SET TASK: Find each line with the word "Parse" and state how many there are, nothing more.

INFORMATION SHOWN:
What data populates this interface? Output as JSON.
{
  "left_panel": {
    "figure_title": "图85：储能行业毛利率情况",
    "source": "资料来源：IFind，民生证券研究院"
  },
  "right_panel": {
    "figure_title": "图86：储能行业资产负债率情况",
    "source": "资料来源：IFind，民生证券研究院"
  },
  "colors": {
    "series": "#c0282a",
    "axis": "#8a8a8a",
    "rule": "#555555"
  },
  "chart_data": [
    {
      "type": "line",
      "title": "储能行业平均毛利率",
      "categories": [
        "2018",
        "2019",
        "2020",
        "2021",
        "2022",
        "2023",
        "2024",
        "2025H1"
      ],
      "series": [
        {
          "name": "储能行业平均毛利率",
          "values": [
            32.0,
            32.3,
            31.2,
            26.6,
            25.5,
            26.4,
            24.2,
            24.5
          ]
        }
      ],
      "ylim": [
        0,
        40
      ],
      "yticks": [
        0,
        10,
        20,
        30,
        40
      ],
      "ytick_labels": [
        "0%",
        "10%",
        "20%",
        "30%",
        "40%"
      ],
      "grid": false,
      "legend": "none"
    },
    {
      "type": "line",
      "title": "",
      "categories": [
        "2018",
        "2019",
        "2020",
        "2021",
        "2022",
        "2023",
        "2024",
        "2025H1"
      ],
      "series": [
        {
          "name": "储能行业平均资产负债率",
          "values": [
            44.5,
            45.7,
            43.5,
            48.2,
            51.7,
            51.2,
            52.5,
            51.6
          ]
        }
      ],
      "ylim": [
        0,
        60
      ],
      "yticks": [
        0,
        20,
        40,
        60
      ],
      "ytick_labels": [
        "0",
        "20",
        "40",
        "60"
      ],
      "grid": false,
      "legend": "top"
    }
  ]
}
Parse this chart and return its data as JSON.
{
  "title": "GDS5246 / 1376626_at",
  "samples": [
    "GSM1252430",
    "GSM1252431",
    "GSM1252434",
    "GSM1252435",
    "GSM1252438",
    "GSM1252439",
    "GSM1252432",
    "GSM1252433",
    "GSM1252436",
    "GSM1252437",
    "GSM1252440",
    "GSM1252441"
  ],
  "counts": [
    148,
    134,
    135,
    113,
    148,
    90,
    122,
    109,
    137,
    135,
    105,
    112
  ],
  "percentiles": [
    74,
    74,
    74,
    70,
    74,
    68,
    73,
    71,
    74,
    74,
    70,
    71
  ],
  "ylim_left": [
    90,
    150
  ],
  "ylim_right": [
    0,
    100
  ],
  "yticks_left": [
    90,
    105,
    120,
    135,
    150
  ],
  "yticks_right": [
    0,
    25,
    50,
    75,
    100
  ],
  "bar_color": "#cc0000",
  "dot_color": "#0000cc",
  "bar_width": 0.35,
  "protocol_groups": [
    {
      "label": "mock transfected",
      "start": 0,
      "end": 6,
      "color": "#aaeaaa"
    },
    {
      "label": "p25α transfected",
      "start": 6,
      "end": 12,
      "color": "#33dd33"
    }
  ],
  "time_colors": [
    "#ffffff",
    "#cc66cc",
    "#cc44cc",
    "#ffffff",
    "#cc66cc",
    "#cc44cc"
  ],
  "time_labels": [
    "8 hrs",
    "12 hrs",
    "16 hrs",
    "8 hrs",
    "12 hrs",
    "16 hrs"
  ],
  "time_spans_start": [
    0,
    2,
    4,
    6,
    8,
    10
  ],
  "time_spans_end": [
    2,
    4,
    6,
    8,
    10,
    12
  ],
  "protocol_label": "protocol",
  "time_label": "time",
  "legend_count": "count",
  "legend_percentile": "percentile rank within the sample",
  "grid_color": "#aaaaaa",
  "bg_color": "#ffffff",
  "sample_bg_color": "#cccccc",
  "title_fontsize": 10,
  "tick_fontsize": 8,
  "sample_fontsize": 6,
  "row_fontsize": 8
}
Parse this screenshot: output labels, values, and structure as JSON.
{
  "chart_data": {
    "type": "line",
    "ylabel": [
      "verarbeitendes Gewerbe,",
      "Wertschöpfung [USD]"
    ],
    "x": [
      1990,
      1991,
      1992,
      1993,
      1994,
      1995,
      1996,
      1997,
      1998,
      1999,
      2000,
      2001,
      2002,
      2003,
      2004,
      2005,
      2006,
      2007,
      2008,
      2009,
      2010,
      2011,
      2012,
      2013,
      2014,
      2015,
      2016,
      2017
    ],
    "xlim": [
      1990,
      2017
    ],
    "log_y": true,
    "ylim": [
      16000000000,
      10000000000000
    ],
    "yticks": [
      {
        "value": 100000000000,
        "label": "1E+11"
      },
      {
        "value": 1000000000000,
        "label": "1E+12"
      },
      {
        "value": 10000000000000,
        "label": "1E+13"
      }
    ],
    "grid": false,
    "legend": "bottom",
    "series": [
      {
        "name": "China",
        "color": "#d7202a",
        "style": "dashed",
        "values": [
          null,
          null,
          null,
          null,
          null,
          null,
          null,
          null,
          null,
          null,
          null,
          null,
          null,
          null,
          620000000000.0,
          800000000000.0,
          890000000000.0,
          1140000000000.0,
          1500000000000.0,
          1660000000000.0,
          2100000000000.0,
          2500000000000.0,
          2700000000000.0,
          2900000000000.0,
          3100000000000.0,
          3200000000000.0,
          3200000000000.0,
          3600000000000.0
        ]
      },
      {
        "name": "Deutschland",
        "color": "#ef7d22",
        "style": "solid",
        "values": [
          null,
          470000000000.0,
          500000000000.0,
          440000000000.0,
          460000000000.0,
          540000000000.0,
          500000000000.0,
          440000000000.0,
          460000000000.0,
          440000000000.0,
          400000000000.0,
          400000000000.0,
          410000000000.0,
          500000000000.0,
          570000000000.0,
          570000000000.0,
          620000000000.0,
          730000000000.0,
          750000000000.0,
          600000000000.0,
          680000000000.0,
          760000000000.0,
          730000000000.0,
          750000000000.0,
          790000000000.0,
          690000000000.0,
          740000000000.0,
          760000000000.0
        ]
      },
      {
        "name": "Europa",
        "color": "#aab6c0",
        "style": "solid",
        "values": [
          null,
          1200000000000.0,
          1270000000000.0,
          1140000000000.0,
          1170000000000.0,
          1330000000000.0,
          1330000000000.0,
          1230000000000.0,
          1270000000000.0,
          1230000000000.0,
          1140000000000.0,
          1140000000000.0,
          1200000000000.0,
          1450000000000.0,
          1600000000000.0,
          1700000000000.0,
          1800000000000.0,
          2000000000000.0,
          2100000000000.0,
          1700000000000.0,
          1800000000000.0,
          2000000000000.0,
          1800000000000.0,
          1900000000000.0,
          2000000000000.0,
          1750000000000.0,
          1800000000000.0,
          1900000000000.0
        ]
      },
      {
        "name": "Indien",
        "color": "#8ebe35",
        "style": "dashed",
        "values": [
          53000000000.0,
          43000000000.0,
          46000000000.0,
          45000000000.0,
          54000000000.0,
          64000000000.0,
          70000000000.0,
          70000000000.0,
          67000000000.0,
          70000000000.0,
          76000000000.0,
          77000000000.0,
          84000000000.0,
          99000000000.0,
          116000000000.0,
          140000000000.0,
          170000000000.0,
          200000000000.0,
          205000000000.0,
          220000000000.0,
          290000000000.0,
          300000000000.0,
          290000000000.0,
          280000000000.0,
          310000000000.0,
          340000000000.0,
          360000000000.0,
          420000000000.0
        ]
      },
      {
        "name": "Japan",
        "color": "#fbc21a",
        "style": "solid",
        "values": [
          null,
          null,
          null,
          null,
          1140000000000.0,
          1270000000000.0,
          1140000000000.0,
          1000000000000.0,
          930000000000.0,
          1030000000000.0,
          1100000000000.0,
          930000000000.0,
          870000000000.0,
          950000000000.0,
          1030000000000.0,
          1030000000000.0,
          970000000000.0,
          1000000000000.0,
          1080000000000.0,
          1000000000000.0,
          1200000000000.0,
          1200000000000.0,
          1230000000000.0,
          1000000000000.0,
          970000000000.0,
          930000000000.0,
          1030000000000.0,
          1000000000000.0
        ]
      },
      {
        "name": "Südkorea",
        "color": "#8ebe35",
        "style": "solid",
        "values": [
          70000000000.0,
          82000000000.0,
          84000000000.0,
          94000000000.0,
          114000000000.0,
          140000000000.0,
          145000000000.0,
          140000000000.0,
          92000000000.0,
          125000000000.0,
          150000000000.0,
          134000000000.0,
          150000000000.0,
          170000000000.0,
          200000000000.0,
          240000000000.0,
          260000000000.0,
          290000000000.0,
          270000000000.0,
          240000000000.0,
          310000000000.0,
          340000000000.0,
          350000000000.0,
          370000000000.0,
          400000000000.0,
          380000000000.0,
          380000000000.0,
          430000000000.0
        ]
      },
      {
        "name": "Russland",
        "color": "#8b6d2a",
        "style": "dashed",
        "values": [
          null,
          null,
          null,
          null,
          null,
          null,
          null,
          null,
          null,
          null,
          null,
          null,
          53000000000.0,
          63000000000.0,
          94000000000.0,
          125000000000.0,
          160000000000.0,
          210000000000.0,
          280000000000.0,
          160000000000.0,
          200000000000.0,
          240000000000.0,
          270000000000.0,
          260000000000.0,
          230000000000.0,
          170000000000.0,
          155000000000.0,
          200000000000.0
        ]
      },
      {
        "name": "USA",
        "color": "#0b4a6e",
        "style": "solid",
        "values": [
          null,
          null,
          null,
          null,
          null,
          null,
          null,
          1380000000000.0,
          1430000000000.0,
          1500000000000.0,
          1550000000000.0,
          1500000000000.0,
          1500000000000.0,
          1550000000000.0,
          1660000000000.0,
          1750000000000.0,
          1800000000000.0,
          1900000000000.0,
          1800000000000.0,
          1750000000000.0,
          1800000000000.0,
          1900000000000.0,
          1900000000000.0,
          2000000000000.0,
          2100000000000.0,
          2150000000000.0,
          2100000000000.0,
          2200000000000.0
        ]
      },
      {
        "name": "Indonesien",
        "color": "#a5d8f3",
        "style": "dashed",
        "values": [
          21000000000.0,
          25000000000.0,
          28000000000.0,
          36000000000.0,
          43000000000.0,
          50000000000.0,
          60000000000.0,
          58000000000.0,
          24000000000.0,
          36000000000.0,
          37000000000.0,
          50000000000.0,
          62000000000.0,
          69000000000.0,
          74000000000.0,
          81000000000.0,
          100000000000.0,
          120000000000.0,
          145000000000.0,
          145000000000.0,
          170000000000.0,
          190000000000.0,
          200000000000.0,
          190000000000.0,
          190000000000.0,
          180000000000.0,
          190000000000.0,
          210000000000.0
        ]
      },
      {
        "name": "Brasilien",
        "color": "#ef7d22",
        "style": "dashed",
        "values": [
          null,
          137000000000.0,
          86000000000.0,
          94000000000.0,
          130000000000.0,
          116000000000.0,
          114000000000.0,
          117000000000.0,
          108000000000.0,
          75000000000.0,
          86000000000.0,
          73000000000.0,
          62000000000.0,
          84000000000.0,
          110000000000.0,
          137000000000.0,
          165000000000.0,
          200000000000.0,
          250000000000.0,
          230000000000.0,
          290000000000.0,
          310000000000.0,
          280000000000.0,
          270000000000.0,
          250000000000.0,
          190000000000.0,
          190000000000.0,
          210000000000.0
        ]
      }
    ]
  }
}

RESULT OF THIS EXERCISE: 2